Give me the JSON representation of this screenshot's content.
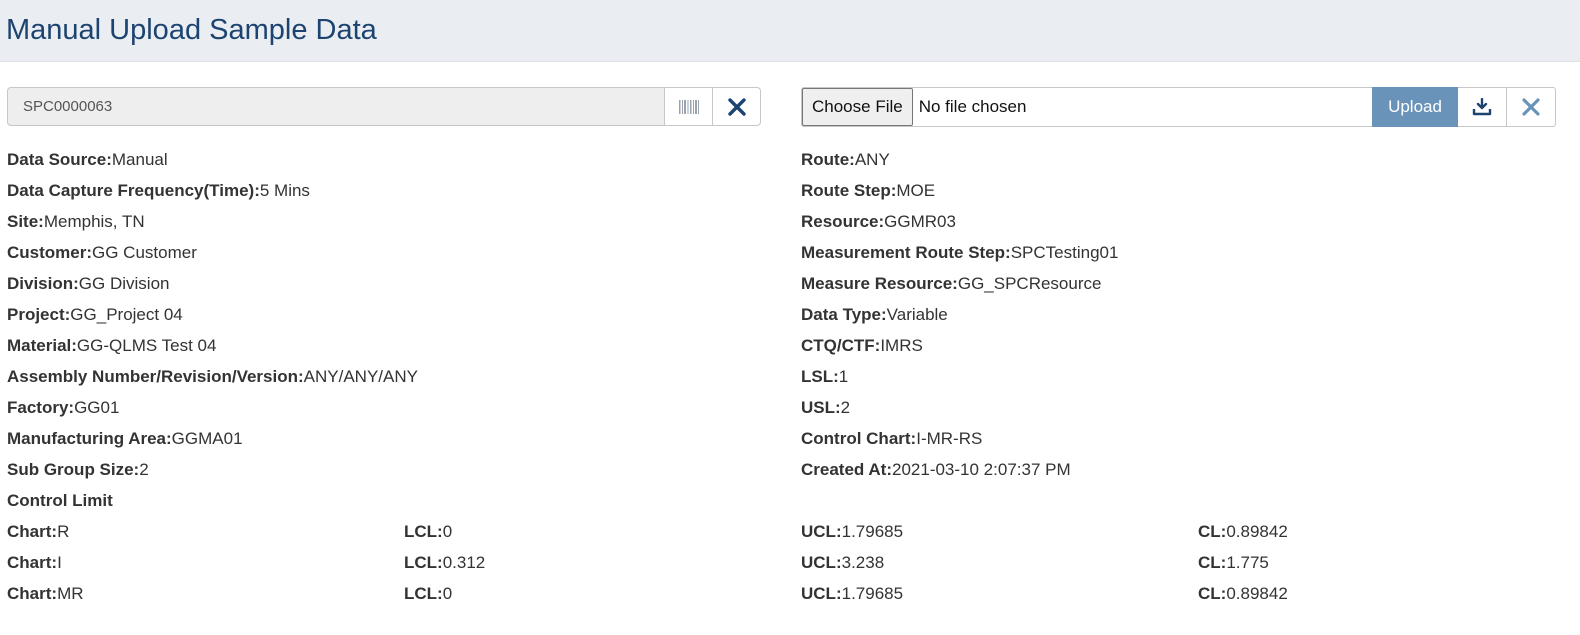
{
  "header": {
    "title": "Manual Upload Sample Data"
  },
  "left_input": {
    "value": "SPC0000063",
    "barcode_icon": "barcode-icon",
    "clear_icon": "close-icon"
  },
  "file_upload": {
    "choose_label": "Choose File",
    "status": "No file chosen",
    "upload_label": "Upload",
    "download_icon": "download-icon",
    "clear_icon": "close-icon",
    "accent": "#6a93ba"
  },
  "left_info": [
    {
      "label": "Data Source:",
      "value": "Manual"
    },
    {
      "label": "Data Capture Frequency(Time):",
      "value": "5 Mins"
    },
    {
      "label": "Site:",
      "value": "Memphis, TN"
    },
    {
      "label": "Customer:",
      "value": "GG Customer"
    },
    {
      "label": "Division:",
      "value": "GG Division"
    },
    {
      "label": "Project:",
      "value": "GG_Project 04"
    },
    {
      "label": "Material:",
      "value": "GG-QLMS Test 04"
    },
    {
      "label": "Assembly Number/Revision/Version:",
      "value": "ANY/ANY/ANY"
    },
    {
      "label": "Factory:",
      "value": "GG01"
    },
    {
      "label": "Manufacturing Area:",
      "value": "GGMA01"
    },
    {
      "label": "Sub Group Size:",
      "value": "2"
    },
    {
      "label": "Control Limit",
      "value": ""
    }
  ],
  "right_info": [
    {
      "label": "Route:",
      "value": "ANY"
    },
    {
      "label": "Route Step:",
      "value": "MOE"
    },
    {
      "label": "Resource:",
      "value": "GGMR03"
    },
    {
      "label": "Measurement Route Step:",
      "value": "SPCTesting01"
    },
    {
      "label": "Measure Resource:",
      "value": "GG_SPCResource"
    },
    {
      "label": "Data Type:",
      "value": "Variable"
    },
    {
      "label": "CTQ/CTF:",
      "value": "IMRS"
    },
    {
      "label": "LSL:",
      "value": "1"
    },
    {
      "label": "USL:",
      "value": "2"
    },
    {
      "label": "Control Chart:",
      "value": "I-MR-RS"
    },
    {
      "label": "Created At:",
      "value": "2021-03-10 2:07:37 PM"
    }
  ],
  "control_limits": {
    "labels": {
      "chart": "Chart:",
      "lcl": "LCL:",
      "ucl": "UCL:",
      "cl": "CL:"
    },
    "rows": [
      {
        "chart": "R",
        "lcl": "0",
        "ucl": "1.79685",
        "cl": "0.89842"
      },
      {
        "chart": "I",
        "lcl": "0.312",
        "ucl": "3.238",
        "cl": "1.775"
      },
      {
        "chart": "MR",
        "lcl": "0",
        "ucl": "1.79685",
        "cl": "0.89842"
      }
    ]
  }
}
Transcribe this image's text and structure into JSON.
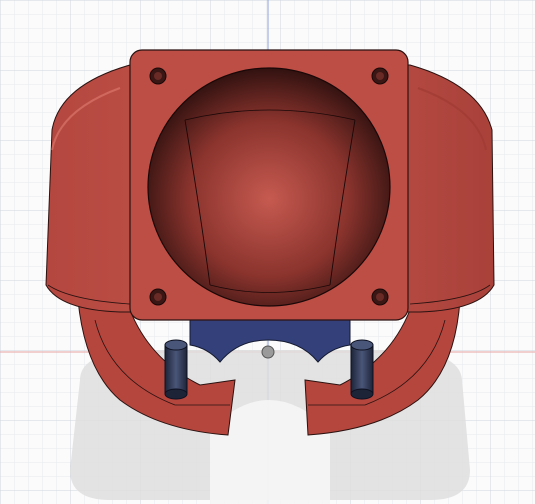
{
  "viewport": {
    "colors": {
      "background": "#fbfbfb",
      "grid_minor": "#e7eaee",
      "grid_major": "#cfd6de",
      "axis_vertical": "#8fa2d8",
      "axis_horizontal": "#e7a3a3",
      "body": "#b84a42",
      "body_light": "#c95a50",
      "body_dark": "#6a2a25",
      "edge": "#2a1210",
      "rod": "#303a58",
      "bracket": "#34407a",
      "shadow": "#d9d9d9"
    }
  },
  "model": {
    "parts": [
      "fan-mount-plate",
      "fan-duct-opening",
      "duct-shroud",
      "mounting-holes",
      "standoff-rods",
      "mount-bracket",
      "origin-point"
    ]
  }
}
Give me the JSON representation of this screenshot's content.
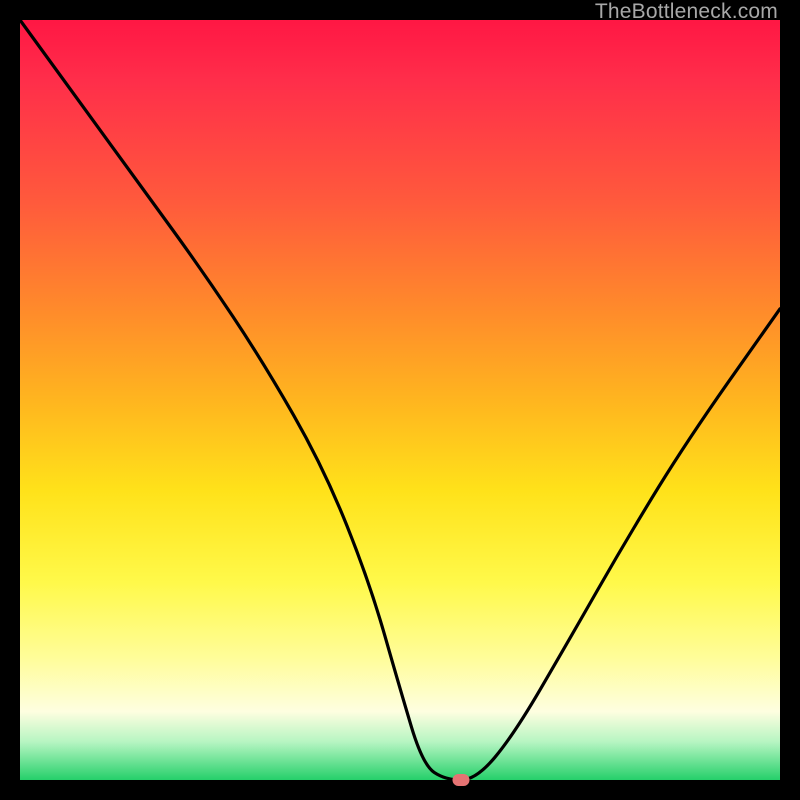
{
  "watermark": "TheBottleneck.com",
  "chart_data": {
    "type": "line",
    "title": "",
    "xlabel": "",
    "ylabel": "",
    "xlim": [
      0,
      100
    ],
    "ylim": [
      0,
      100
    ],
    "series": [
      {
        "name": "curve",
        "x": [
          0,
          8,
          16,
          24,
          32,
          40,
          46,
          50,
          53,
          56,
          60,
          65,
          72,
          80,
          88,
          100
        ],
        "values": [
          100,
          89,
          78,
          67,
          55,
          41,
          26,
          12,
          2,
          0,
          0,
          6,
          18,
          32,
          45,
          62
        ]
      }
    ],
    "marker": {
      "x": 58,
      "y": 0,
      "color": "#e57373"
    },
    "gradient_stops": [
      {
        "pos": 0,
        "color": "#ff1744"
      },
      {
        "pos": 24,
        "color": "#ff5a3c"
      },
      {
        "pos": 50,
        "color": "#ffb51f"
      },
      {
        "pos": 74,
        "color": "#fff94a"
      },
      {
        "pos": 91,
        "color": "#fefee0"
      },
      {
        "pos": 100,
        "color": "#25d06a"
      }
    ]
  }
}
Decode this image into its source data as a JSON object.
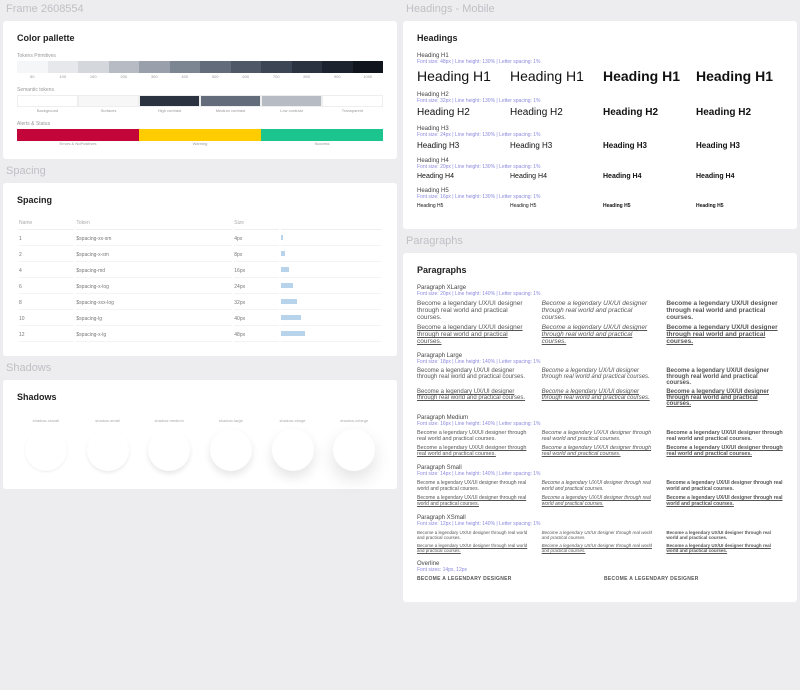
{
  "left": {
    "frame_label": "Frame 2608554",
    "palette": {
      "title": "Color pallette",
      "primitives_label": "Tokens Primitives",
      "swatches": [
        {
          "v": "50",
          "c": "#f5f6f7"
        },
        {
          "v": "100",
          "c": "#e6e8eb"
        },
        {
          "v": "150",
          "c": "#d4d7dc"
        },
        {
          "v": "200",
          "c": "#b7bcc4"
        },
        {
          "v": "300",
          "c": "#99a0ab"
        },
        {
          "v": "400",
          "c": "#7c8592"
        },
        {
          "v": "500",
          "c": "#636c7a"
        },
        {
          "v": "600",
          "c": "#4f5866"
        },
        {
          "v": "700",
          "c": "#3c4553"
        },
        {
          "v": "800",
          "c": "#2b3240"
        },
        {
          "v": "900",
          "c": "#1c222e"
        },
        {
          "v": "1000",
          "c": "#10141c"
        }
      ],
      "semantic_label": "Semantic tokens",
      "semantics": [
        {
          "n": "Background",
          "c": "#ffffff"
        },
        {
          "n": "Surfaces",
          "c": "#f7f7f8"
        },
        {
          "n": "High contrast",
          "c": "#2b3240"
        },
        {
          "n": "Medium contrast",
          "c": "#636c7a"
        },
        {
          "n": "Low contrast",
          "c": "#b7bcc4"
        },
        {
          "n": "Transparent",
          "c": "#ffffff"
        }
      ],
      "alerts_label": "Alerts & Status",
      "alerts": [
        {
          "n": "Errors & NoPositives",
          "c": "#c4053a"
        },
        {
          "n": "Warning",
          "c": "#ffcc00"
        },
        {
          "n": "Success",
          "c": "#1bc58d"
        }
      ]
    },
    "spacing": {
      "label": "Spacing",
      "title": "Spacing",
      "cols": [
        "Name",
        "Token",
        "Size"
      ],
      "rows": [
        {
          "n": "1",
          "t": "$spacing-xx-sm",
          "s": "4px",
          "w": 2
        },
        {
          "n": "2",
          "t": "$spacing-x-sm",
          "s": "8px",
          "w": 4
        },
        {
          "n": "4",
          "t": "$spacing-md",
          "s": "16px",
          "w": 8
        },
        {
          "n": "6",
          "t": "$spacing-x-log",
          "s": "24px",
          "w": 12
        },
        {
          "n": "8",
          "t": "$spacing-xxx-log",
          "s": "32px",
          "w": 16
        },
        {
          "n": "10",
          "t": "$spacing-lg",
          "s": "40px",
          "w": 20
        },
        {
          "n": "12",
          "t": "$spacing-x-lg",
          "s": "48px",
          "w": 24
        }
      ]
    },
    "shadows": {
      "label": "Shadows",
      "title": "Shadows",
      "items": [
        {
          "n": "shadow-xsmall",
          "s": "0 1px 2px rgba(0,0,0,.07)"
        },
        {
          "n": "shadow-small",
          "s": "0 2px 3px rgba(0,0,0,.08)"
        },
        {
          "n": "shadow-medium",
          "s": "0 3px 5px rgba(0,0,0,.09)"
        },
        {
          "n": "shadow-large",
          "s": "0 4px 8px rgba(0,0,0,.10)"
        },
        {
          "n": "shadow-xlarge",
          "s": "0 6px 12px rgba(0,0,0,.11)"
        },
        {
          "n": "shadow-xxlarge",
          "s": "0 8px 18px rgba(0,0,0,.12)"
        }
      ]
    }
  },
  "right": {
    "headings": {
      "label": "Headings - Mobile",
      "title": "Headings",
      "list": [
        {
          "name": "Heading H1",
          "meta": "Font size: 48px | Line height: 130% | Letter spacing: 1%",
          "sample": "Heading H1",
          "fs": 14
        },
        {
          "name": "Heading H2",
          "meta": "Font size: 32px | Line height: 130% | Letter spacing: 1%",
          "sample": "Heading H2",
          "fs": 10
        },
        {
          "name": "Heading H3",
          "meta": "Font size: 24px | Line height: 130% | Letter spacing: 1%",
          "sample": "Heading H3",
          "fs": 8
        },
        {
          "name": "Heading H4",
          "meta": "Font size: 20px | Line height: 130% | Letter spacing: 1%",
          "sample": "Heading H4",
          "fs": 7
        },
        {
          "name": "Heading H5",
          "meta": "Font size: 16px | Line height: 130% | Letter spacing: 1%",
          "sample": "Heading H5",
          "fs": 5
        }
      ]
    },
    "paragraphs": {
      "label": "Paragraphs",
      "title": "Paragraphs",
      "sample": "Become a legendary UX/UI designer through real world and practical courses.",
      "sample_short": "Become a legendary UX/UI designer through real world and practical courses.",
      "list": [
        {
          "name": "Paragraph XLarge",
          "meta": "Font size: 20px | Line height: 140% | Letter spacing: 1%",
          "fs": 6.5
        },
        {
          "name": "Paragraph Large",
          "meta": "Font size: 18px | Line height: 140% | Letter spacing: 1%",
          "fs": 6
        },
        {
          "name": "Paragraph Medium",
          "meta": "Font size: 16px | Line height: 140% | Letter spacing: 1%",
          "fs": 5.5
        },
        {
          "name": "Paragraph Small",
          "meta": "Font size: 14px | Line height: 140% | Letter spacing: 1%",
          "fs": 5
        },
        {
          "name": "Paragraph XSmall",
          "meta": "Font size: 12px | Line height: 140% | Letter spacing: 1%",
          "fs": 4.5
        }
      ],
      "overline": {
        "name": "Overline",
        "meta": "Font sizes: 14px, 12px",
        "sample": "Become a legendary designer"
      }
    }
  }
}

==============================

Work to do:
Work through the records line by line and tally those with the word "practical". Report only the total.

Answer to this exercise:
2